WHAT THIS TASK INVOLVES => Please output every line of the material as it stands, without the pictures.

-- begin RECORDS TO USE --

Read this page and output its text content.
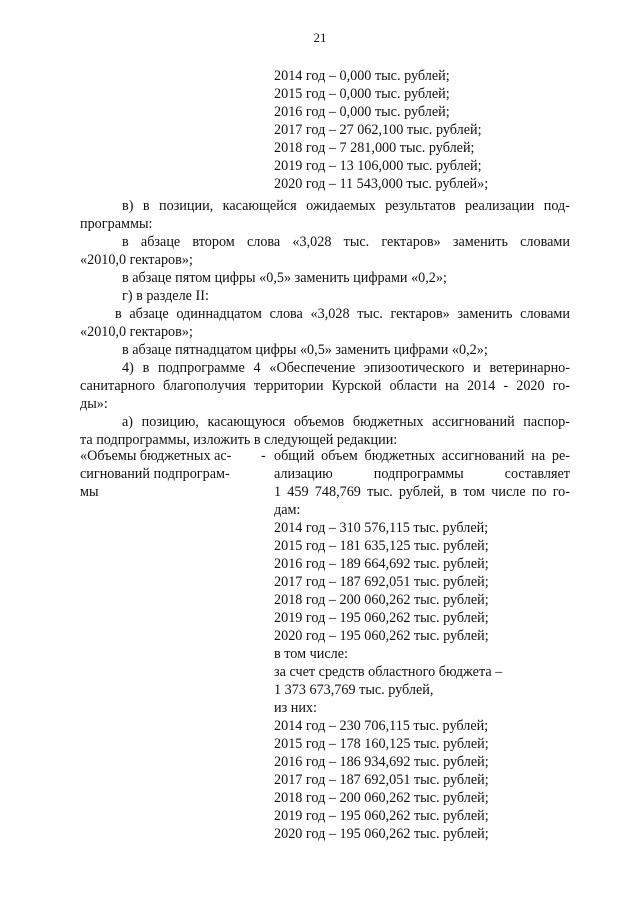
21
2014 год – 0,000 тыс. рублей;
2015 год – 0,000 тыс. рублей;
2016 год – 0,000 тыс. рублей;
2017 год – 27 062,100 тыс. рублей;
2018 год – 7 281,000 тыс. рублей;
2019 год – 13 106,000 тыс. рублей;
2020 год – 11 543,000 тыс. рублей»;
в) в позиции, касающейся ожидаемых результатов реализации под-
программы:
в абзаце втором слова «3,028 тыс. гектаров» заменить словами
«2010,0 гектаров»;
в абзаце пятом цифры «0,5» заменить цифрами «0,2»;
г) в разделе II:
в абзаце одиннадцатом слова «3,028 тыс. гектаров» заменить словами
«2010,0 гектаров»;
в абзаце пятнадцатом цифры «0,5» заменить цифрами «0,2»;
4) в подпрограмме 4 «Обеспечение эпизоотического и ветеринарно-
санитарного благополучия территории Курской области на 2014 - 2020 го-
ды»:
а) позицию, касающуюся объемов бюджетных ассигнований паспор-
та подпрограммы, изложить в следующей редакции:
«Объемы бюджетных ас- -
сигнований подпрограм-
мы
общий объем бюджетных ассигнований на ре-
ализацию подпрограммы составляет
1 459 748,769 тыс. рублей, в том числе по го-
дам:
2014 год – 310 576,115 тыс. рублей;
2015 год – 181 635,125 тыс. рублей;
2016 год – 189 664,692 тыс. рублей;
2017 год – 187 692,051 тыс. рублей;
2018 год – 200 060,262 тыс. рублей;
2019 год – 195 060,262 тыс. рублей;
2020 год – 195 060,262 тыс. рублей;
в том числе:
за счет средств областного бюджета –
1 373 673,769 тыс. рублей,
из них:
2014 год – 230 706,115 тыс. рублей;
2015 год – 178 160,125 тыс. рублей;
2016 год – 186 934,692 тыс. рублей;
2017 год – 187 692,051 тыс. рублей;
2018 год – 200 060,262 тыс. рублей;
2019 год – 195 060,262 тыс. рублей;
2020 год – 195 060,262 тыс. рублей;
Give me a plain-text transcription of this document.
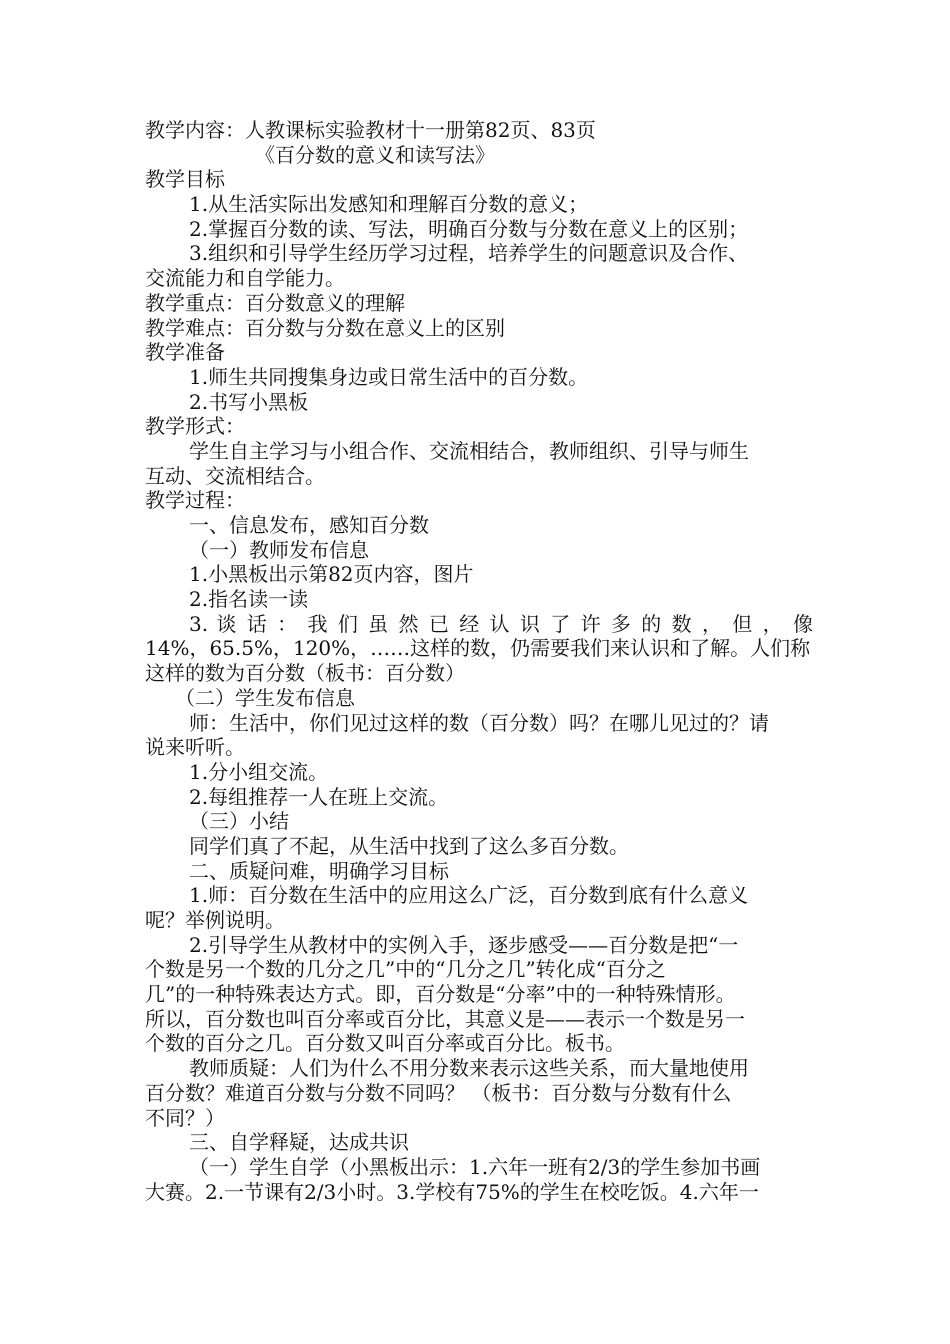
教学内容：人教课标实验教材十一册第82页、83页
《百分数的意义和读写法》
教学目标
1.从生活实际出发感知和理解百分数的意义；
2.掌握百分数的读、写法，明确百分数与分数在意义上的区别；
3.组织和引导学生经历学习过程，培养学生的问题意识及合作、
交流能力和自学能力。
教学重点：百分数意义的理解
教学难点：百分数与分数在意义上的区别
教学准备
1.师生共同搜集身边或日常生活中的百分数。
2.书写小黑板
教学形式：
学生自主学习与小组合作、交流相结合，教师组织、引导与师生
互动、交流相结合。
教学过程：
一、信息发布，感知百分数
（一）教师发布信息
1.小黑板出示第82页内容，图片
2.指名读一读
3. 谈 话 ： 我 们 虽 然 已 经 认 识 了 许 多 的 数 ， 但 ， 像
14%，65.5%，120%，……这样的数，仍需要我们来认识和了解。人们称
这样的数为百分数（板书：百分数）
（二）学生发布信息
师：生活中，你们见过这样的数（百分数）吗？在哪儿见过的？请
说来听听。
1.分小组交流。
2.每组推荐一人在班上交流。
（三）小结
同学们真了不起，从生活中找到了这么多百分数。
二、质疑问难，明确学习目标
1.师：百分数在生活中的应用这么广泛，百分数到底有什么意义
呢？举例说明。
2.引导学生从教材中的实例入手，逐步感受——百分数是把“一
个数是另一个数的几分之几”中的“几分之几”转化成“百分之
几”的一种特殊表达方式。即，百分数是“分率”中的一种特殊情形。
所以，百分数也叫百分率或百分比，其意义是——表示一个数是另一
个数的百分之几。百分数又叫百分率或百分比。板书。
教师质疑：人们为什么不用分数来表示这些关系，而大量地使用
百分数？难道百分数与分数不同吗？ （板书：百分数与分数有什么
不同？）
三、自学释疑，达成共识
（一）学生自学（小黑板出示：1.六年一班有2/3的学生参加书画
大赛。2.一节课有2/3小时。3.学校有75%的学生在校吃饭。4.六年一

-- end RECORDS TO USE --

FINISHED TASK =>
Read this page and output its text content.
21
2014 год – 0,000 тыс. рублей;
2015 год – 0,000 тыс. рублей;
2016 год – 0,000 тыс. рублей;
2017 год – 27 062,100 тыс. рублей;
2018 год – 7 281,000 тыс. рублей;
2019 год – 13 106,000 тыс. рублей;
2020 год – 11 543,000 тыс. рублей»;
в) в позиции, касающейся ожидаемых результатов реализации под-
программы:
в абзаце втором слова «3,028 тыс. гектаров» заменить словами
«2010,0 гектаров»;
в абзаце пятом цифры «0,5» заменить цифрами «0,2»;
г) в разделе II:
в абзаце одиннадцатом слова «3,028 тыс. гектаров» заменить словами
«2010,0 гектаров»;
в абзаце пятнадцатом цифры «0,5» заменить цифрами «0,2»;
4) в подпрограмме 4 «Обеспечение эпизоотического и ветеринарно-
санитарного благополучия территории Курской области на 2014 - 2020 го-
ды»:
а) позицию, касающуюся объемов бюджетных ассигнований паспор-
та подпрограммы, изложить в следующей редакции:
«Объемы бюджетных ас- -
сигнований подпрограм-
мы
общий объем бюджетных ассигнований на ре-
ализацию подпрограммы составляет
1 459 748,769 тыс. рублей, в том числе по го-
дам:
2014 год – 310 576,115 тыс. рублей;
2015 год – 181 635,125 тыс. рублей;
2016 год – 189 664,692 тыс. рублей;
2017 год – 187 692,051 тыс. рублей;
2018 год – 200 060,262 тыс. рублей;
2019 год – 195 060,262 тыс. рублей;
2020 год – 195 060,262 тыс. рублей;
в том числе:
за счет средств областного бюджета –
1 373 673,769 тыс. рублей,
из них:
2014 год – 230 706,115 тыс. рублей;
2015 год – 178 160,125 тыс. рублей;
2016 год – 186 934,692 тыс. рублей;
2017 год – 187 692,051 тыс. рублей;
2018 год – 200 060,262 тыс. рублей;
2019 год – 195 060,262 тыс. рублей;
2020 год – 195 060,262 тыс. рублей;
Give me a plain-text transcription of this document.
教学内容：人教课标实验教材十一册第82页、83页
《百分数的意义和读写法》
教学目标
1.从生活实际出发感知和理解百分数的意义；
2.掌握百分数的读、写法，明确百分数与分数在意义上的区别；
3.组织和引导学生经历学习过程，培养学生的问题意识及合作、
交流能力和自学能力。
教学重点：百分数意义的理解
教学难点：百分数与分数在意义上的区别
教学准备
1.师生共同搜集身边或日常生活中的百分数。
2.书写小黑板
教学形式：
学生自主学习与小组合作、交流相结合，教师组织、引导与师生
互动、交流相结合。
教学过程：
一、信息发布，感知百分数
（一）教师发布信息
1.小黑板出示第82页内容，图片
2.指名读一读
3. 谈 话 ： 我 们 虽 然 已 经 认 识 了 许 多 的 数 ， 但 ， 像
14%，65.5%，120%，……这样的数，仍需要我们来认识和了解。人们称
这样的数为百分数（板书：百分数）
（二）学生发布信息
师：生活中，你们见过这样的数（百分数）吗？在哪儿见过的？请
说来听听。
1.分小组交流。
2.每组推荐一人在班上交流。
（三）小结
同学们真了不起，从生活中找到了这么多百分数。
二、质疑问难，明确学习目标
1.师：百分数在生活中的应用这么广泛，百分数到底有什么意义
呢？举例说明。
2.引导学生从教材中的实例入手，逐步感受——百分数是把“一
个数是另一个数的几分之几”中的“几分之几”转化成“百分之
几”的一种特殊表达方式。即，百分数是“分率”中的一种特殊情形。
所以，百分数也叫百分率或百分比，其意义是——表示一个数是另一
个数的百分之几。百分数又叫百分率或百分比。板书。
教师质疑：人们为什么不用分数来表示这些关系，而大量地使用
百分数？难道百分数与分数不同吗？ （板书：百分数与分数有什么
不同？）
三、自学释疑，达成共识
（一）学生自学（小黑板出示：1.六年一班有2/3的学生参加书画
大赛。2.一节课有2/3小时。3.学校有75%的学生在校吃饭。4.六年一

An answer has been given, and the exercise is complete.